Find the string "them" and gather every line that holds it.

━━━━━━━━

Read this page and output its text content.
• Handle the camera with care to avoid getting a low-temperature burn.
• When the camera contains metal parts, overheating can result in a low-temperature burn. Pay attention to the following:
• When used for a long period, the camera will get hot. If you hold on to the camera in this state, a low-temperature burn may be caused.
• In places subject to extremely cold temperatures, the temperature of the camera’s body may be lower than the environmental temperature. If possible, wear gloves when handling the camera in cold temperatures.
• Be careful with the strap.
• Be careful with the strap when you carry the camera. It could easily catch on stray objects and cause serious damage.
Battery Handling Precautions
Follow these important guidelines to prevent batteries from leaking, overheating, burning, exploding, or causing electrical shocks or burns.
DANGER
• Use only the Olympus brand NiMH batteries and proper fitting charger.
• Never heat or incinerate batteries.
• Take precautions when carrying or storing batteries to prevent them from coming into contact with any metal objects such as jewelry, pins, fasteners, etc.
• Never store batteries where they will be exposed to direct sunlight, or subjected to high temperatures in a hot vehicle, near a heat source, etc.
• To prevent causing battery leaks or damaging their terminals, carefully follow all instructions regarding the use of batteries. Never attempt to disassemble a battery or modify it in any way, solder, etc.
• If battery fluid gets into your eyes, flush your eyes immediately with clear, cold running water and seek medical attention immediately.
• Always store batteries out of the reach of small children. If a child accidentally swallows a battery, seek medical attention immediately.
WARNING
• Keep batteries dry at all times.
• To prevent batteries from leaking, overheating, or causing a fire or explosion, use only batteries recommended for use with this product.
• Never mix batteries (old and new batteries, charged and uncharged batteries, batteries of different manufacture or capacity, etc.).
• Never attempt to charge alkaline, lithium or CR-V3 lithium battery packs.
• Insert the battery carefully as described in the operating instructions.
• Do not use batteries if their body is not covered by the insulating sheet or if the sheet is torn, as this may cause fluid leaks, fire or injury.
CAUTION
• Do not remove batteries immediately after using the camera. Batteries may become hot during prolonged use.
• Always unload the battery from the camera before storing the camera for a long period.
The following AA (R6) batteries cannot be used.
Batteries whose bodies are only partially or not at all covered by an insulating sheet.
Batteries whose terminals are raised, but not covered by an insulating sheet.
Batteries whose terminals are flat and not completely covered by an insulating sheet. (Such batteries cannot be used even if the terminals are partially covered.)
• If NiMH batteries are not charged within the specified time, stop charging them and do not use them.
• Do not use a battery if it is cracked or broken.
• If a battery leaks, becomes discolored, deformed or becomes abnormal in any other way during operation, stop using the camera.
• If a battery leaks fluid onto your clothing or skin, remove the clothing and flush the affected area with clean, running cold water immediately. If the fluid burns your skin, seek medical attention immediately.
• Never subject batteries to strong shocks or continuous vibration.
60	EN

━━━━━━━━

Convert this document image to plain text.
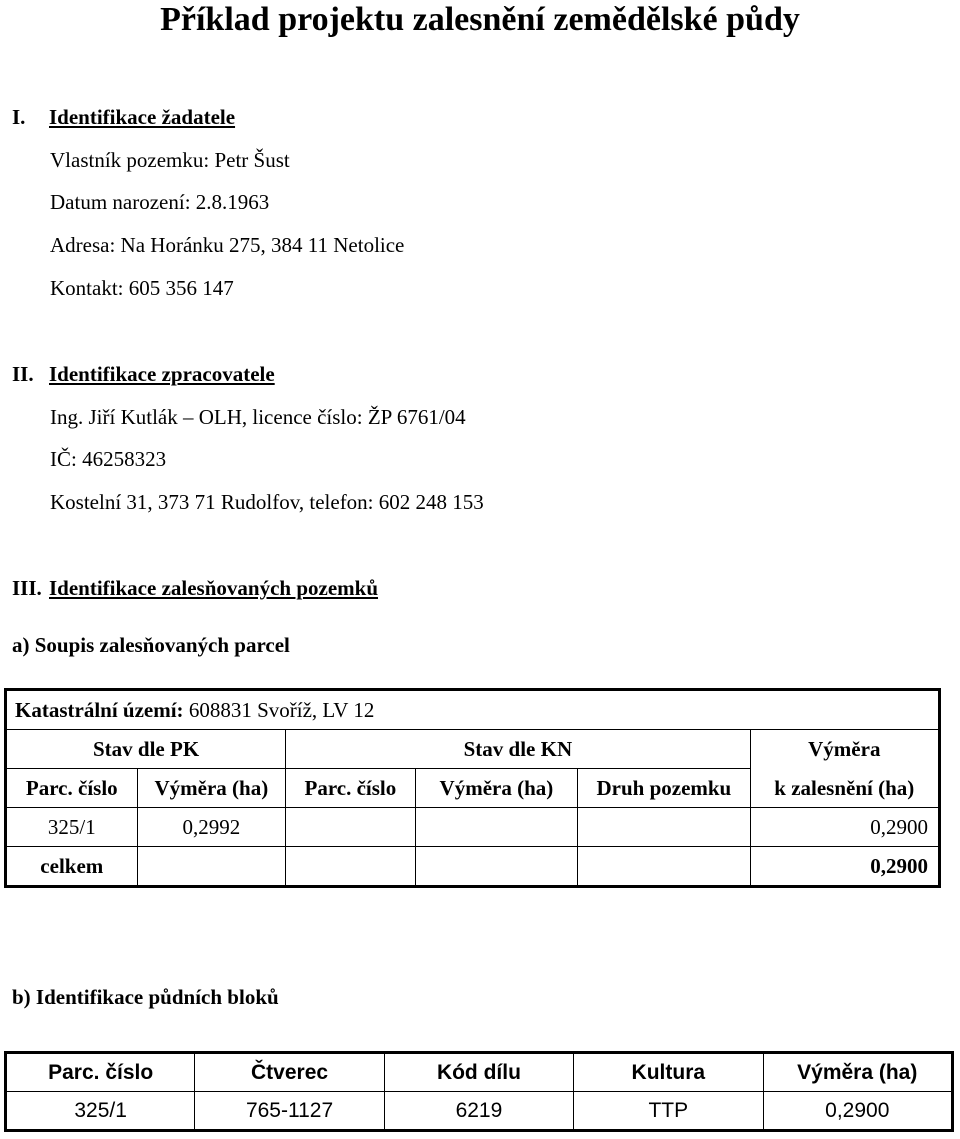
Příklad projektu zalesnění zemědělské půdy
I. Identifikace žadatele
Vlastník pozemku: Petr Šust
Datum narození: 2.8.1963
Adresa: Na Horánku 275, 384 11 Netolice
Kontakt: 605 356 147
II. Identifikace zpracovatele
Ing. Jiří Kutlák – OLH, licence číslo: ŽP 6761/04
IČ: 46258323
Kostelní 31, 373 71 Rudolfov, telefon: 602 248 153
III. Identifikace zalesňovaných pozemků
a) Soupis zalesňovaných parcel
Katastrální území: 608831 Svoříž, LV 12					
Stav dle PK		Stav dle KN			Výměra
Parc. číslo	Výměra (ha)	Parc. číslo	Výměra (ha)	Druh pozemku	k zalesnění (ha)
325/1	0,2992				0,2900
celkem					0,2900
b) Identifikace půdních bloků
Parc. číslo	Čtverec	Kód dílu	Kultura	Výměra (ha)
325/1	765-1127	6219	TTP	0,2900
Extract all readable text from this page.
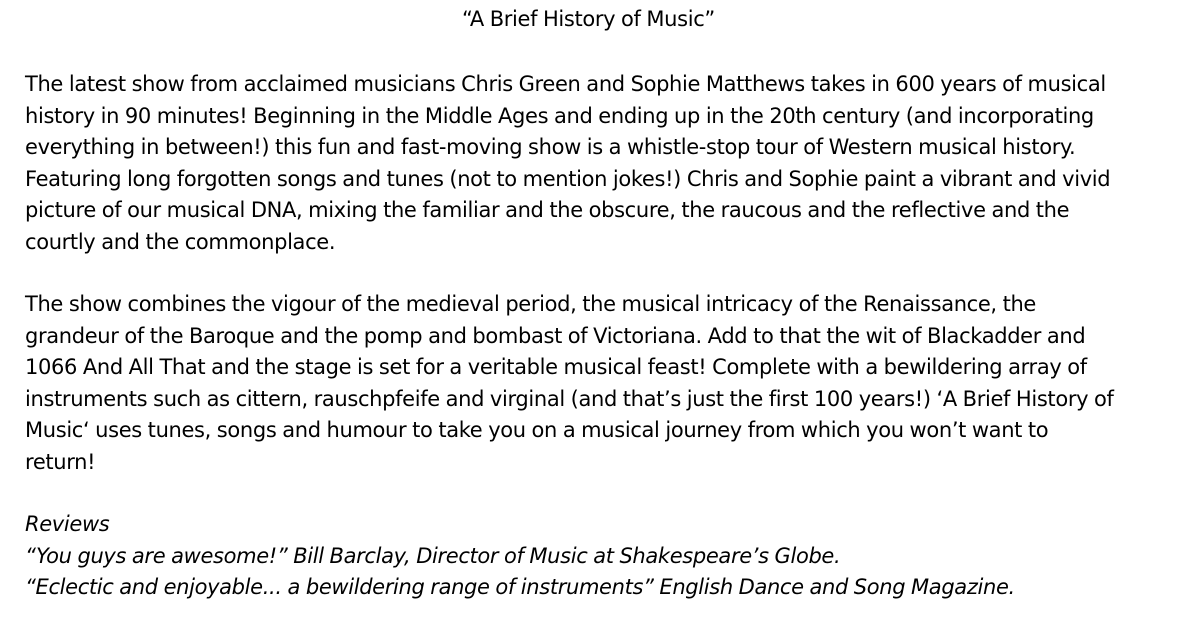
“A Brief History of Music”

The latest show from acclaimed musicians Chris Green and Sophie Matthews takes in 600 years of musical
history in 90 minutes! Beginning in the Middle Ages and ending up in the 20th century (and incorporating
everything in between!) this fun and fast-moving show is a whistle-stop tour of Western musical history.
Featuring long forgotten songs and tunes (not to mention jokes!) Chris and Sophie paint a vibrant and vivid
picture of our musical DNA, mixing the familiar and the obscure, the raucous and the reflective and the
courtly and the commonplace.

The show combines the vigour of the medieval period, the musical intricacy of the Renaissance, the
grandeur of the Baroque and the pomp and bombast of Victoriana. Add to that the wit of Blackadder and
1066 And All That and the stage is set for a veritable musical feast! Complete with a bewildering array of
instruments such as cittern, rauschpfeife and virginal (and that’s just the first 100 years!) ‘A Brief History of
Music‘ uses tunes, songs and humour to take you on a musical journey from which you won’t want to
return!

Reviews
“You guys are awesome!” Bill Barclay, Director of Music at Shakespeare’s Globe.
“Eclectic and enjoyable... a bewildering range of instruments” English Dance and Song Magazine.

━━━━━━━━

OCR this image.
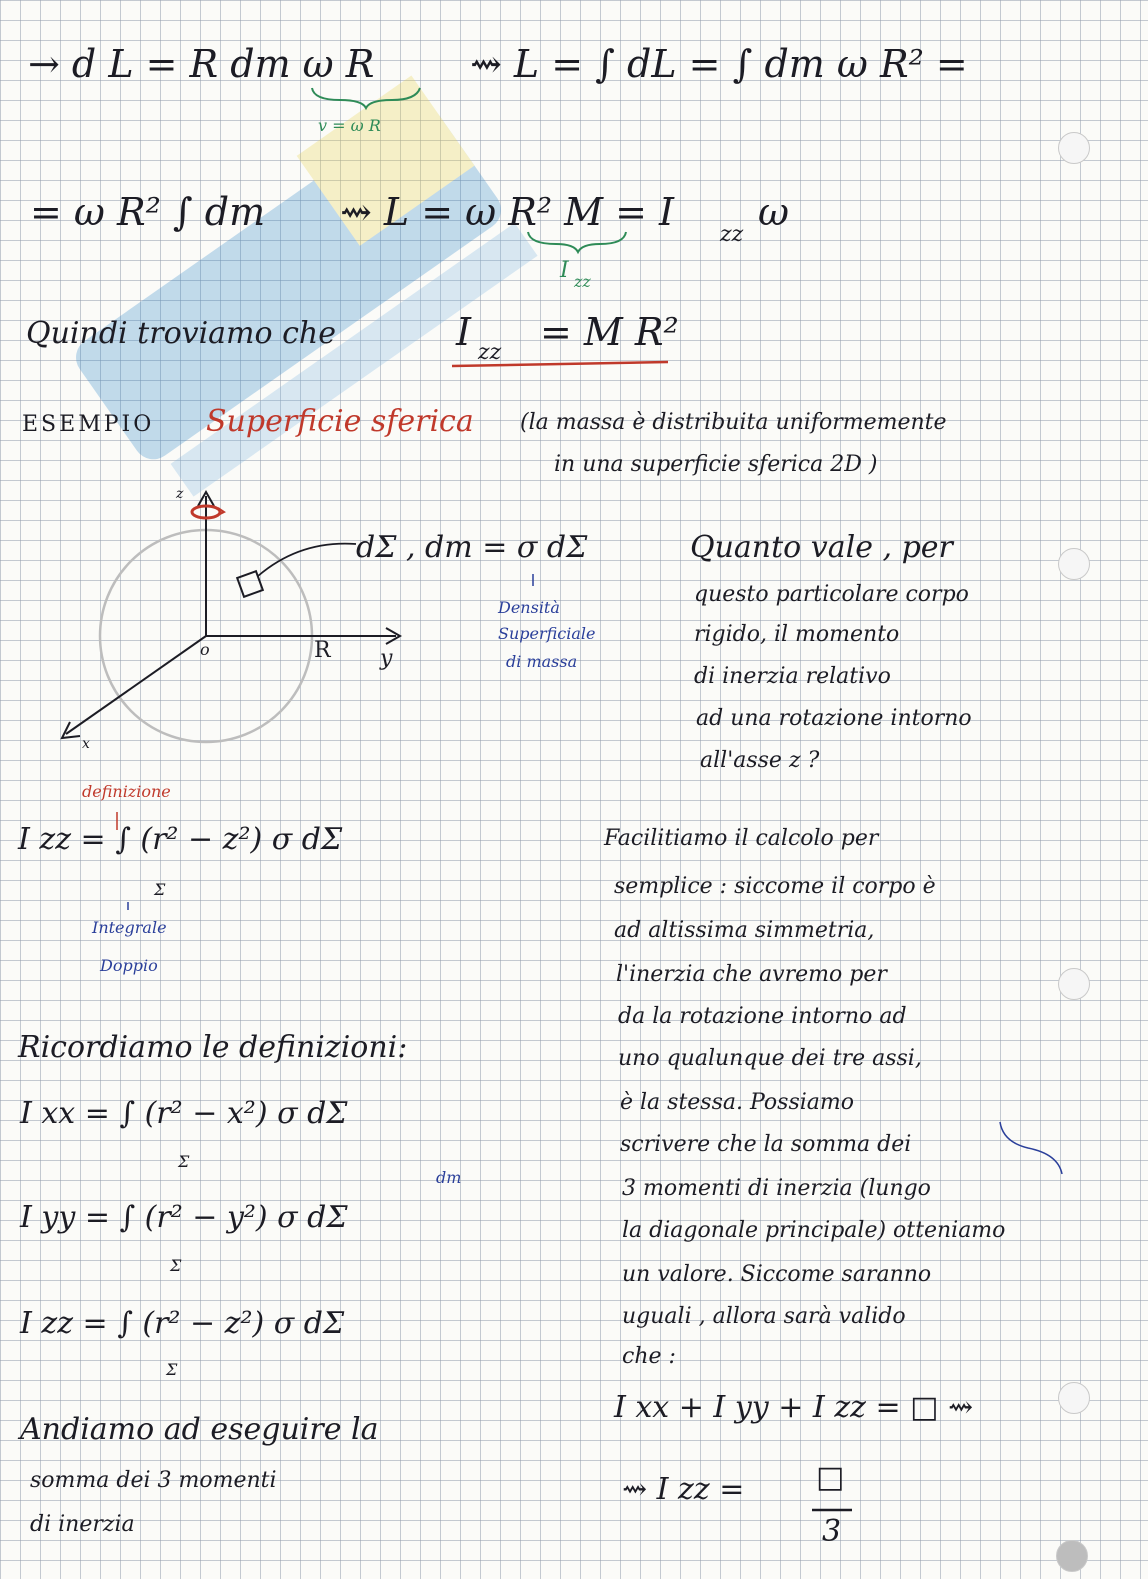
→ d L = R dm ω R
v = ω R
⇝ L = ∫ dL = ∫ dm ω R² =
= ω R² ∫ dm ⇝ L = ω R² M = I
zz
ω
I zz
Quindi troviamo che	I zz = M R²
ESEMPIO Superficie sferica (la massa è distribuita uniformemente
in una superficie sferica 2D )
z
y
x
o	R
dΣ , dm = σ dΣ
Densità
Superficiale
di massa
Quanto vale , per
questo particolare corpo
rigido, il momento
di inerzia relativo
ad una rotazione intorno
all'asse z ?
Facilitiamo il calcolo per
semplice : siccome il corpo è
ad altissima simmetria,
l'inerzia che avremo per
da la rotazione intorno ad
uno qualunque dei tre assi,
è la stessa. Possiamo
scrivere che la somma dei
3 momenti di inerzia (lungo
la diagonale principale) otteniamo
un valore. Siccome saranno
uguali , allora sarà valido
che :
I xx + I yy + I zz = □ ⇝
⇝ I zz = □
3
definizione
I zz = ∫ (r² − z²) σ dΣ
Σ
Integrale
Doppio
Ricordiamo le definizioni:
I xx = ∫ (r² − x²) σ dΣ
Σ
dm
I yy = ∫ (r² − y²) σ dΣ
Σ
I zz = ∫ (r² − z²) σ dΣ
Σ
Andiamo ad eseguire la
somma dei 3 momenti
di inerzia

━━━━━━━━

CORRECT OUTPUT
• Take precautions when carrying or storing batteries to prevent them from coming into contact with any metal objects such as jewelry, pins, fasteners, etc.
• If NiMH batteries are not charged within the specified time, stop charging them and do not use them.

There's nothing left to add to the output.